> **Instructions to follow**: Leave out the pictures and repeat every record exactly.

> **Available data**:
= = = =
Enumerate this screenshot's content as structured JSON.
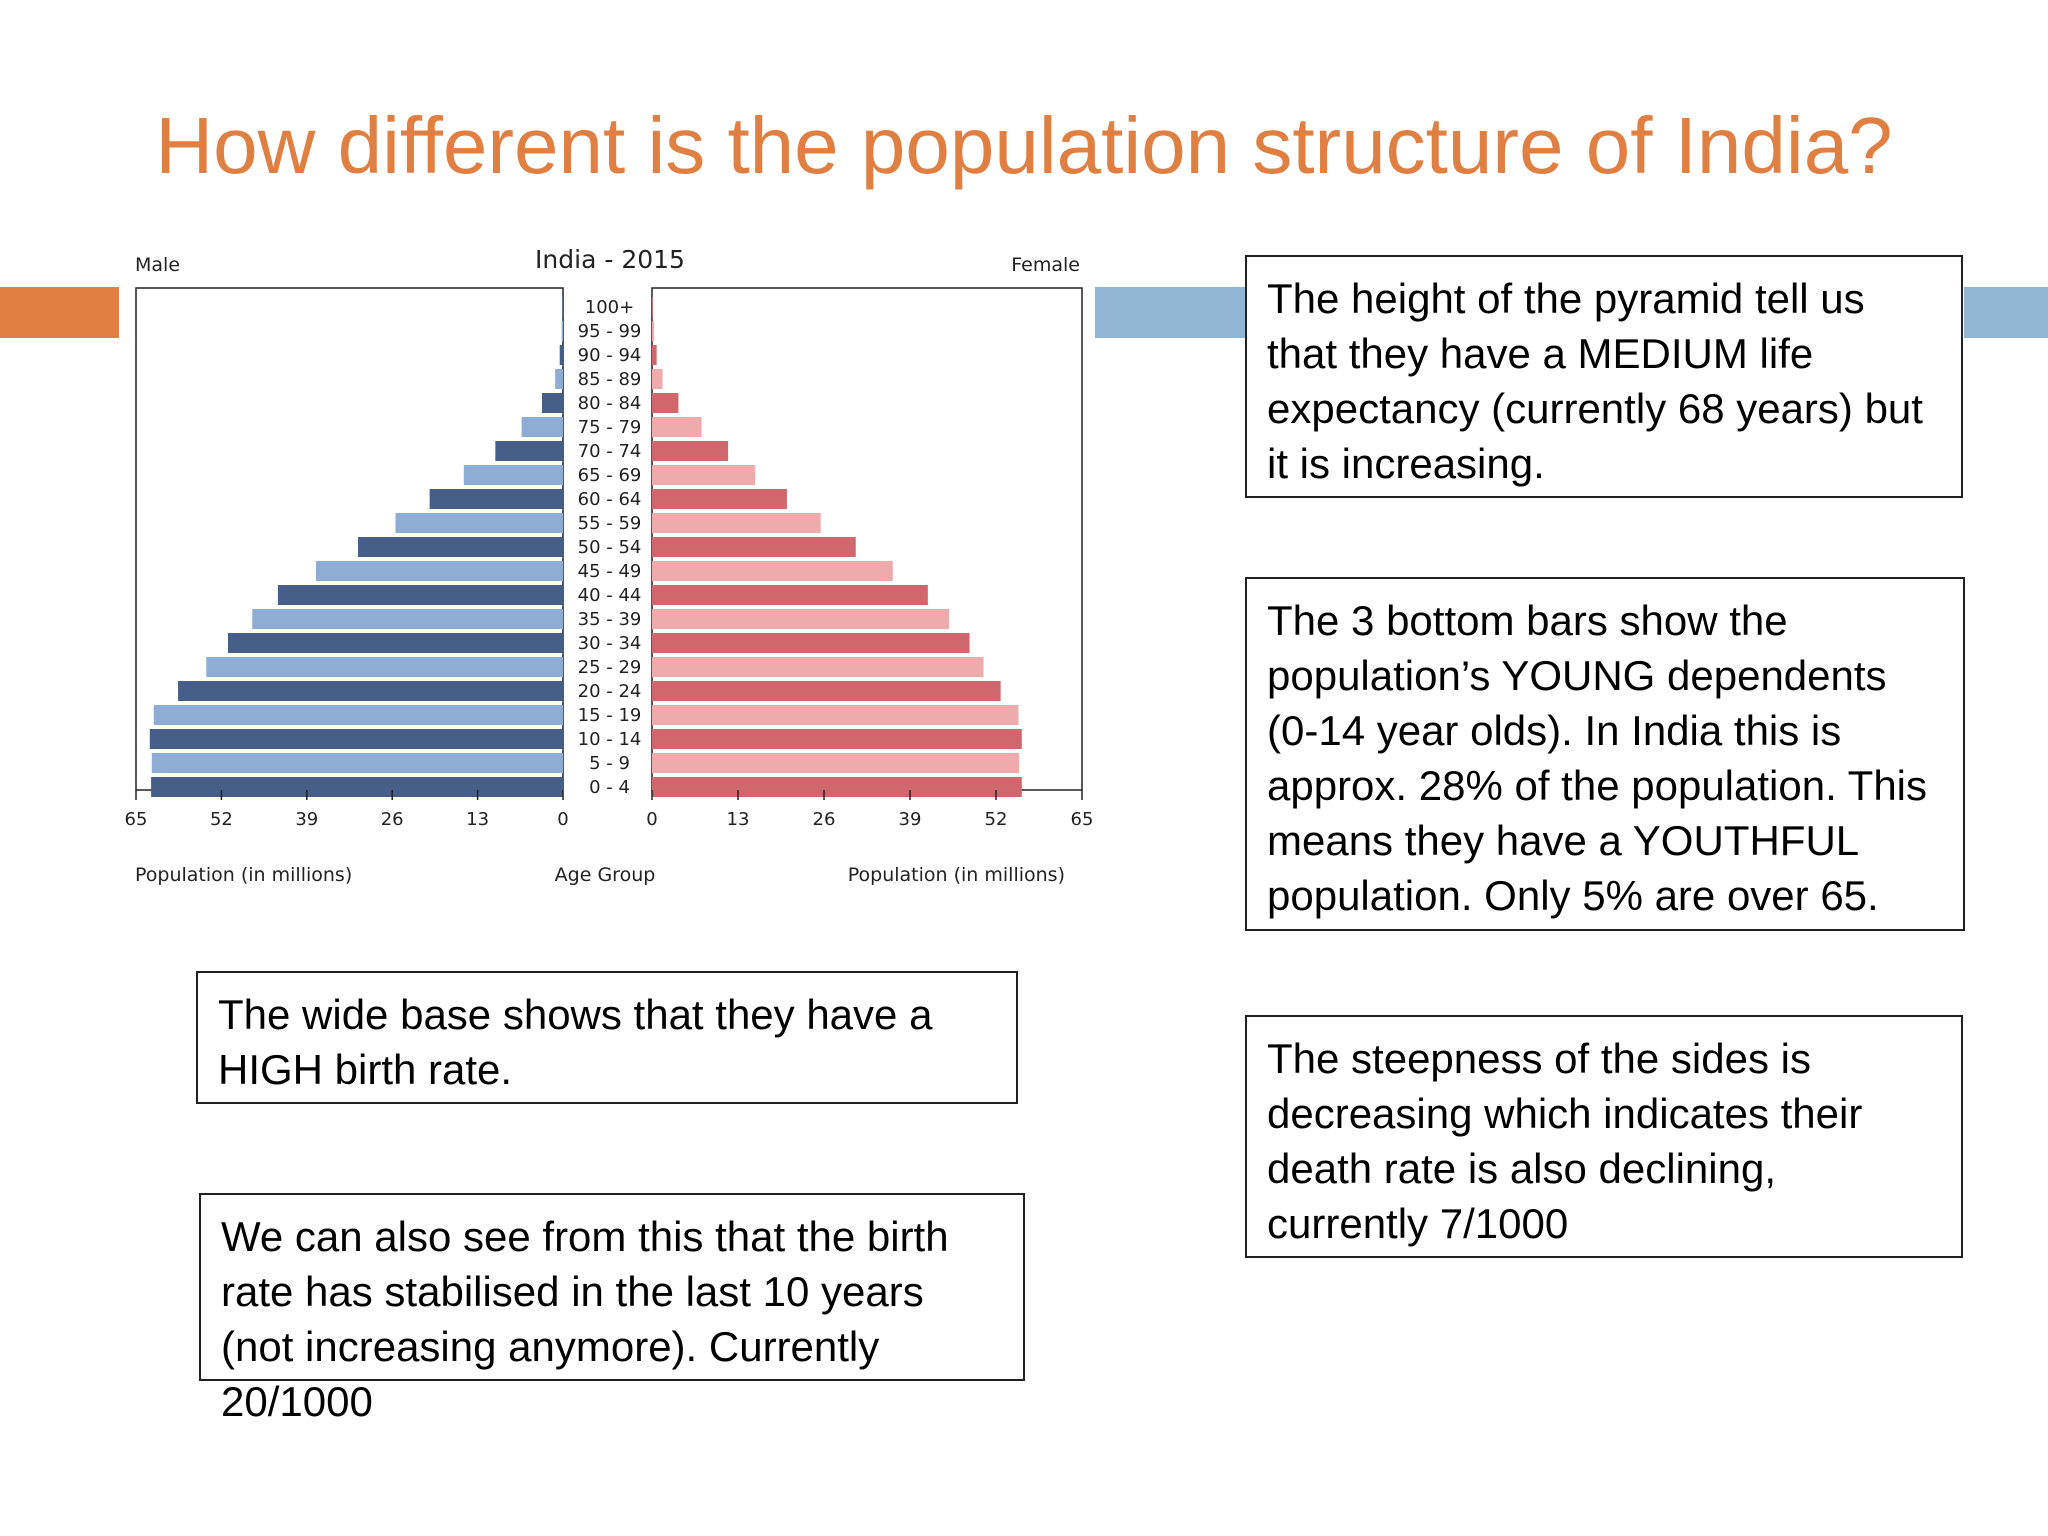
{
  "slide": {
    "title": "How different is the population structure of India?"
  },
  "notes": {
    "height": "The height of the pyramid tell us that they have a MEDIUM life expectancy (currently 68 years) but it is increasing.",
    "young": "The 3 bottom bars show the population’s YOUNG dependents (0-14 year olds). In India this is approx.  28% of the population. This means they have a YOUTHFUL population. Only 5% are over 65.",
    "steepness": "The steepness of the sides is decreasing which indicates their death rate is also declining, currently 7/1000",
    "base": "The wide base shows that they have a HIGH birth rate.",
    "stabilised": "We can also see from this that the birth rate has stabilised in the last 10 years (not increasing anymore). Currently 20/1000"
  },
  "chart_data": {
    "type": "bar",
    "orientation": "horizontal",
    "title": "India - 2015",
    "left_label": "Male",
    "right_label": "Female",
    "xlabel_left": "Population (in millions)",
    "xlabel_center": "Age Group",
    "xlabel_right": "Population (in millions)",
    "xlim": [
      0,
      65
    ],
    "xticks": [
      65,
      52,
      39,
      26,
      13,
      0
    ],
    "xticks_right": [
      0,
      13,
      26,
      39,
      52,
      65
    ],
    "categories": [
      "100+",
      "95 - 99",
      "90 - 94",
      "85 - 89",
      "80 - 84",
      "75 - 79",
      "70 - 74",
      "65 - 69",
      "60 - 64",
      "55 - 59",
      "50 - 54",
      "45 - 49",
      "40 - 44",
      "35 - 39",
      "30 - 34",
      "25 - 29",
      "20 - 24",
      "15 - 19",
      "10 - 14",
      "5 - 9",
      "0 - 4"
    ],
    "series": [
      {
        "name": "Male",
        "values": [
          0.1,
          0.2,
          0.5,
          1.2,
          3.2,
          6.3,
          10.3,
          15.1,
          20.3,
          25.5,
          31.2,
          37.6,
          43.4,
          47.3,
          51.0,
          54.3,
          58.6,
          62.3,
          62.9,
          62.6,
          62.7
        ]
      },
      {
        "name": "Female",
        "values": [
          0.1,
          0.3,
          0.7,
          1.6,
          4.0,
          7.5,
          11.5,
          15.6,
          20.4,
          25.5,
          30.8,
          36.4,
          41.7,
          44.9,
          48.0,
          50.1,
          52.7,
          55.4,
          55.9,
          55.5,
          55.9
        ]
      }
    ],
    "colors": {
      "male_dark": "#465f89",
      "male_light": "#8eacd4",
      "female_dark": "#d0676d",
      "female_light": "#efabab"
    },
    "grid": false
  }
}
= = = =
> **Solved problem**:
Enumerate this screenshot's content as structured JSON.
{
  "slide": {
    "title": "How different is the population structure of India?"
  },
  "notes": {
    "height": "The height of the pyramid tell us that they have a MEDIUM life expectancy (currently 68 years) but it is increasing.",
    "young": "The 3 bottom bars show the population’s YOUNG dependents (0-14 year olds). In India this is approx.  28% of the population. This means they have a YOUTHFUL population. Only 5% are over 65.",
    "steepness": "The steepness of the sides is decreasing which indicates their death rate is also declining, currently 7/1000",
    "base": "The wide base shows that they have a HIGH birth rate.",
    "stabilised": "We can also see from this that the birth rate has stabilised in the last 10 years (not increasing anymore). Currently 20/1000"
  },
  "chart_data": {
    "type": "bar",
    "orientation": "horizontal",
    "title": "India - 2015",
    "left_label": "Male",
    "right_label": "Female",
    "xlabel_left": "Population (in millions)",
    "xlabel_center": "Age Group",
    "xlabel_right": "Population (in millions)",
    "xlim": [
      0,
      65
    ],
    "xticks": [
      65,
      52,
      39,
      26,
      13,
      0
    ],
    "xticks_right": [
      0,
      13,
      26,
      39,
      52,
      65
    ],
    "categories": [
      "100+",
      "95 - 99",
      "90 - 94",
      "85 - 89",
      "80 - 84",
      "75 - 79",
      "70 - 74",
      "65 - 69",
      "60 - 64",
      "55 - 59",
      "50 - 54",
      "45 - 49",
      "40 - 44",
      "35 - 39",
      "30 - 34",
      "25 - 29",
      "20 - 24",
      "15 - 19",
      "10 - 14",
      "5 - 9",
      "0 - 4"
    ],
    "series": [
      {
        "name": "Male",
        "values": [
          0.1,
          0.2,
          0.5,
          1.2,
          3.2,
          6.3,
          10.3,
          15.1,
          20.3,
          25.5,
          31.2,
          37.6,
          43.4,
          47.3,
          51.0,
          54.3,
          58.6,
          62.3,
          62.9,
          62.6,
          62.7
        ]
      },
      {
        "name": "Female",
        "values": [
          0.1,
          0.3,
          0.7,
          1.6,
          4.0,
          7.5,
          11.5,
          15.6,
          20.4,
          25.5,
          30.8,
          36.4,
          41.7,
          44.9,
          48.0,
          50.1,
          52.7,
          55.4,
          55.9,
          55.5,
          55.9
        ]
      }
    ],
    "colors": {
      "male_dark": "#465f89",
      "male_light": "#8eacd4",
      "female_dark": "#d0676d",
      "female_light": "#efabab"
    },
    "grid": false
  }
}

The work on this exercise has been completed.